>> START DATA LINES

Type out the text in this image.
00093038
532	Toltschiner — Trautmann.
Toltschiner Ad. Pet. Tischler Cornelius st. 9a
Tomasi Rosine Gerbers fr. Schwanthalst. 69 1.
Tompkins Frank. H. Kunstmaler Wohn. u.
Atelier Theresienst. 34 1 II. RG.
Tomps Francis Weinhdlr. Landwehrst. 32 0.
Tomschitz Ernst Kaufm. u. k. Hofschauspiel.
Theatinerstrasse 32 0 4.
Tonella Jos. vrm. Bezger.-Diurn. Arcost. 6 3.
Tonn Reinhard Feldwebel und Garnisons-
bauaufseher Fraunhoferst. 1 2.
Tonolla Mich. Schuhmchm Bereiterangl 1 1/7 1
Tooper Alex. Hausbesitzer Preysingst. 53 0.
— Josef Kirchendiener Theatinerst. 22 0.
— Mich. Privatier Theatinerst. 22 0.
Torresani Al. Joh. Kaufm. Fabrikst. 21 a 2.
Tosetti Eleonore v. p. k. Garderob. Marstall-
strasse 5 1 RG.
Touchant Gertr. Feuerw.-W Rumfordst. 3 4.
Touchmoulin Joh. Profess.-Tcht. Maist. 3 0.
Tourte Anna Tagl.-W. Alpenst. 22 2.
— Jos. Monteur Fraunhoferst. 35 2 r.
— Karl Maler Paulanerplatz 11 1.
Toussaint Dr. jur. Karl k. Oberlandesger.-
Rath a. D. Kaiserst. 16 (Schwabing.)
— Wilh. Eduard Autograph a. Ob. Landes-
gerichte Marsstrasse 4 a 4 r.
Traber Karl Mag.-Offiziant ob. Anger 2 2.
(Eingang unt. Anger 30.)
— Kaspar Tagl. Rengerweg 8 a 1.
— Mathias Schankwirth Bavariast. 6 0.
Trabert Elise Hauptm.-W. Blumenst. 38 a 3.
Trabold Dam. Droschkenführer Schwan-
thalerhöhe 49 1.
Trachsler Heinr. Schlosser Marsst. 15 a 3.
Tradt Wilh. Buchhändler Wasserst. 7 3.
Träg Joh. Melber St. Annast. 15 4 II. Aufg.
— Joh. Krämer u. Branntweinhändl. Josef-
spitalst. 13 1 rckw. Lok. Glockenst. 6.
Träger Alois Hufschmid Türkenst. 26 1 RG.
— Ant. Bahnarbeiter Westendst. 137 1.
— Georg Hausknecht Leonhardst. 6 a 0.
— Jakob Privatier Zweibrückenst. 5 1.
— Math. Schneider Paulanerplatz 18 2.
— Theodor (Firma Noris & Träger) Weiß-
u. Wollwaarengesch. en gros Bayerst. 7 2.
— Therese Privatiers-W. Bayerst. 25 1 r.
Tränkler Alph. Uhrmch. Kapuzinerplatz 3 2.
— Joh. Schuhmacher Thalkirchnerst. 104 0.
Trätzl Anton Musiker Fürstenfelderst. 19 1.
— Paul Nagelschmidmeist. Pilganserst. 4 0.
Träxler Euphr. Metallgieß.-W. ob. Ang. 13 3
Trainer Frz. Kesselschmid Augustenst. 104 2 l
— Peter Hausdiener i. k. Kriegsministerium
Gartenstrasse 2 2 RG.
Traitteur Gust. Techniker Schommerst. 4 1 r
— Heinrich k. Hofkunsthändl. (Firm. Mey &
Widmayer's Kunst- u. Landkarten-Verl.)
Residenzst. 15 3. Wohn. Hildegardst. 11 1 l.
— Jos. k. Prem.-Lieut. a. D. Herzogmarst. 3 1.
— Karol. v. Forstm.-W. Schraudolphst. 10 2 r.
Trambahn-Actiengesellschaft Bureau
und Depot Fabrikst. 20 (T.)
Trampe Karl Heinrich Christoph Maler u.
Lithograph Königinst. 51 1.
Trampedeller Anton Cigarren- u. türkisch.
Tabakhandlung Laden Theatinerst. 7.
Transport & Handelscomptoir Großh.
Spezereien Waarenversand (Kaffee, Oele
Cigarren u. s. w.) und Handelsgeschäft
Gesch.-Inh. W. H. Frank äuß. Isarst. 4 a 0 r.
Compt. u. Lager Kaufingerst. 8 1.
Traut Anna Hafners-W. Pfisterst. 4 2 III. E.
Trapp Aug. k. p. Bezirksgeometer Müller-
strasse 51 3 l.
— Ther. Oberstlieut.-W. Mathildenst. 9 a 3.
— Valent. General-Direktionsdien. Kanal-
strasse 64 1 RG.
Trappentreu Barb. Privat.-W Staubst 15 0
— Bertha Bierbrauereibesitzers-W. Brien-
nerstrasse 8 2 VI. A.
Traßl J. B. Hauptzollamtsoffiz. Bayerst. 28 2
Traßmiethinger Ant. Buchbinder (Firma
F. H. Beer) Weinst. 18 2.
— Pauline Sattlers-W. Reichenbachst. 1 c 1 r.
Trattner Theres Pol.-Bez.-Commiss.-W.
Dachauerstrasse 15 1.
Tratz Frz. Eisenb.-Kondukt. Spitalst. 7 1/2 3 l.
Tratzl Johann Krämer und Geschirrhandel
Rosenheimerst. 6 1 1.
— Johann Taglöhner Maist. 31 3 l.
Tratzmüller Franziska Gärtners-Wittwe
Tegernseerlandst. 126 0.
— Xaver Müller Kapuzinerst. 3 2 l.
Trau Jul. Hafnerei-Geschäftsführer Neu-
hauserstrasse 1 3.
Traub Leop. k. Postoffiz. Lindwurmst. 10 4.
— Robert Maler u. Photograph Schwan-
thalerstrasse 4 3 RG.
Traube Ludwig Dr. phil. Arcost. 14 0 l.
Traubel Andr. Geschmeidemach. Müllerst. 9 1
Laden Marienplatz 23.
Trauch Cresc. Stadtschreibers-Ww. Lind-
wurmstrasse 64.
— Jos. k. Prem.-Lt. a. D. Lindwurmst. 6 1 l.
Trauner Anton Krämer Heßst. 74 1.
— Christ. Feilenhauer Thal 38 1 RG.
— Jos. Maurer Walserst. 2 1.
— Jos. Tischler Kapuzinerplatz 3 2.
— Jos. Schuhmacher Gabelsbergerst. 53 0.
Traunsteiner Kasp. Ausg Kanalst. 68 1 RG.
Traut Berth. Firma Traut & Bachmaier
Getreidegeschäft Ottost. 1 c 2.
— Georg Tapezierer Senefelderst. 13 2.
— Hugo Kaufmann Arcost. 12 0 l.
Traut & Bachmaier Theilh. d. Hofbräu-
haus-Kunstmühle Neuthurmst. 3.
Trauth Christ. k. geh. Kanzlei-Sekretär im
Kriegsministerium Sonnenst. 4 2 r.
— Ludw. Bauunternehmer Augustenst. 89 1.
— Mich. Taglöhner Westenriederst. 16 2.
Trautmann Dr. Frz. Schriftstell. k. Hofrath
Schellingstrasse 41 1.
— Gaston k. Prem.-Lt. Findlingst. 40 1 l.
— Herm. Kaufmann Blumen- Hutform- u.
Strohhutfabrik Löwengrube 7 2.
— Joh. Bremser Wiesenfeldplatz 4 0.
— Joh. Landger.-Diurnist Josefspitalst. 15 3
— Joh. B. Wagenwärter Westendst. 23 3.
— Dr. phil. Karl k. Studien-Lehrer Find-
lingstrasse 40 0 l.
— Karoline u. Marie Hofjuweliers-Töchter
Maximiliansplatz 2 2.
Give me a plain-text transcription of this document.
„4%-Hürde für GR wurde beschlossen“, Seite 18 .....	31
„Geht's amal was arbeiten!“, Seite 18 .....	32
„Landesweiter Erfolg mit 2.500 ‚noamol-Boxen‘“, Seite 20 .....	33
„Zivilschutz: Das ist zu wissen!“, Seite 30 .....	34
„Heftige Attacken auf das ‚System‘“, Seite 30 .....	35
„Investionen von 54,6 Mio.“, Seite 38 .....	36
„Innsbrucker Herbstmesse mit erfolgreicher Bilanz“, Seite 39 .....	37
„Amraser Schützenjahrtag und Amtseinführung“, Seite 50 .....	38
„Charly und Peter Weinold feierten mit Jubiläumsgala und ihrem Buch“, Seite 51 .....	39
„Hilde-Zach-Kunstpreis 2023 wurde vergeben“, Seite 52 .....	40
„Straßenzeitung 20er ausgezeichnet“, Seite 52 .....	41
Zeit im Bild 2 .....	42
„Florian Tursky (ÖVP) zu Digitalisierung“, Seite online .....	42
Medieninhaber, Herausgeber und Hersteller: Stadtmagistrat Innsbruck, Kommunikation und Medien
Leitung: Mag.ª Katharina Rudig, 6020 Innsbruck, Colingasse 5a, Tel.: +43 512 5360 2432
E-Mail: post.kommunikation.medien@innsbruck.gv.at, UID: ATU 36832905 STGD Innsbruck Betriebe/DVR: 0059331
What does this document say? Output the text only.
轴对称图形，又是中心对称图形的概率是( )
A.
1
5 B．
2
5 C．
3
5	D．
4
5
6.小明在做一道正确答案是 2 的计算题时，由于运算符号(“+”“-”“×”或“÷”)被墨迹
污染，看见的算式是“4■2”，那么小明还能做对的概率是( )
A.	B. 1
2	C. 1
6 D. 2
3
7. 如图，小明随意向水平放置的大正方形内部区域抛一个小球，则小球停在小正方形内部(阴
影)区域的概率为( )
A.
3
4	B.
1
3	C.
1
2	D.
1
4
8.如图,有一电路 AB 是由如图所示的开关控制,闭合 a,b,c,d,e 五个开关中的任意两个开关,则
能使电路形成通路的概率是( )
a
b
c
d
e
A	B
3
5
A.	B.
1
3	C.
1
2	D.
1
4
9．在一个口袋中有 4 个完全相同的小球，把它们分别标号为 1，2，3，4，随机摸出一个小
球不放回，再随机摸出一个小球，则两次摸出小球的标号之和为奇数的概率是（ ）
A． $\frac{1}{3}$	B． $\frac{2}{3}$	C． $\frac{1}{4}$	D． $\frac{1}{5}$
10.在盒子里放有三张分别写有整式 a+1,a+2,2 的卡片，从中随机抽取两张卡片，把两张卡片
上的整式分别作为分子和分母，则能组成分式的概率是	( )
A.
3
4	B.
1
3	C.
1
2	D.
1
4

>> END DATA LINES

**AIM**
Copy out exactly the lines from the line with "Give me a plain-text" to the end of the listing, including both of those lines, and give nothing else.

**COMPLETE RESPONSE**
Give me a plain-text transcription of this document.
„4%-Hürde für GR wurde beschlossen“, Seite 18 .....	31
„Geht's amal was arbeiten!“, Seite 18 .....	32
„Landesweiter Erfolg mit 2.500 ‚noamol-Boxen‘“, Seite 20 .....	33
„Zivilschutz: Das ist zu wissen!“, Seite 30 .....	34
„Heftige Attacken auf das ‚System‘“, Seite 30 .....	35
„Investionen von 54,6 Mio.“, Seite 38 .....	36
„Innsbrucker Herbstmesse mit erfolgreicher Bilanz“, Seite 39 .....	37
„Amraser Schützenjahrtag und Amtseinführung“, Seite 50 .....	38
„Charly und Peter Weinold feierten mit Jubiläumsgala und ihrem Buch“, Seite 51 .....	39
„Hilde-Zach-Kunstpreis 2023 wurde vergeben“, Seite 52 .....	40
„Straßenzeitung 20er ausgezeichnet“, Seite 52 .....	41
Zeit im Bild 2 .....	42
„Florian Tursky (ÖVP) zu Digitalisierung“, Seite online .....	42
Medieninhaber, Herausgeber und Hersteller: Stadtmagistrat Innsbruck, Kommunikation und Medien
Leitung: Mag.ª Katharina Rudig, 6020 Innsbruck, Colingasse 5a, Tel.: +43 512 5360 2432
E-Mail: post.kommunikation.medien@innsbruck.gv.at, UID: ATU 36832905 STGD Innsbruck Betriebe/DVR: 0059331
What does this document say? Output the text only.
轴对称图形，又是中心对称图形的概率是( )
A.
1
5 B．
2
5 C．
3
5	D．
4
5
6.小明在做一道正确答案是 2 的计算题时，由于运算符号(“+”“-”“×”或“÷”)被墨迹
污染，看见的算式是“4■2”，那么小明还能做对的概率是( )
A.	B. 1
2	C. 1
6 D. 2
3
7. 如图，小明随意向水平放置的大正方形内部区域抛一个小球，则小球停在小正方形内部(阴
影)区域的概率为( )
A.
3
4	B.
1
3	C.
1
2	D.
1
4
8.如图,有一电路 AB 是由如图所示的开关控制,闭合 a,b,c,d,e 五个开关中的任意两个开关,则
能使电路形成通路的概率是( )
a
b
c
d
e
A	B
3
5
A.	B.
1
3	C.
1
2	D.
1
4
9．在一个口袋中有 4 个完全相同的小球，把它们分别标号为 1，2，3，4，随机摸出一个小
球不放回，再随机摸出一个小球，则两次摸出小球的标号之和为奇数的概率是（ ）
A． $\frac{1}{3}$	B． $\frac{2}{3}$	C． $\frac{1}{4}$	D． $\frac{1}{5}$
10.在盒子里放有三张分别写有整式 a+1,a+2,2 的卡片，从中随机抽取两张卡片，把两张卡片
上的整式分别作为分子和分母，则能组成分式的概率是	( )
A.
3
4	B.
1
3	C.
1
2	D.
1
4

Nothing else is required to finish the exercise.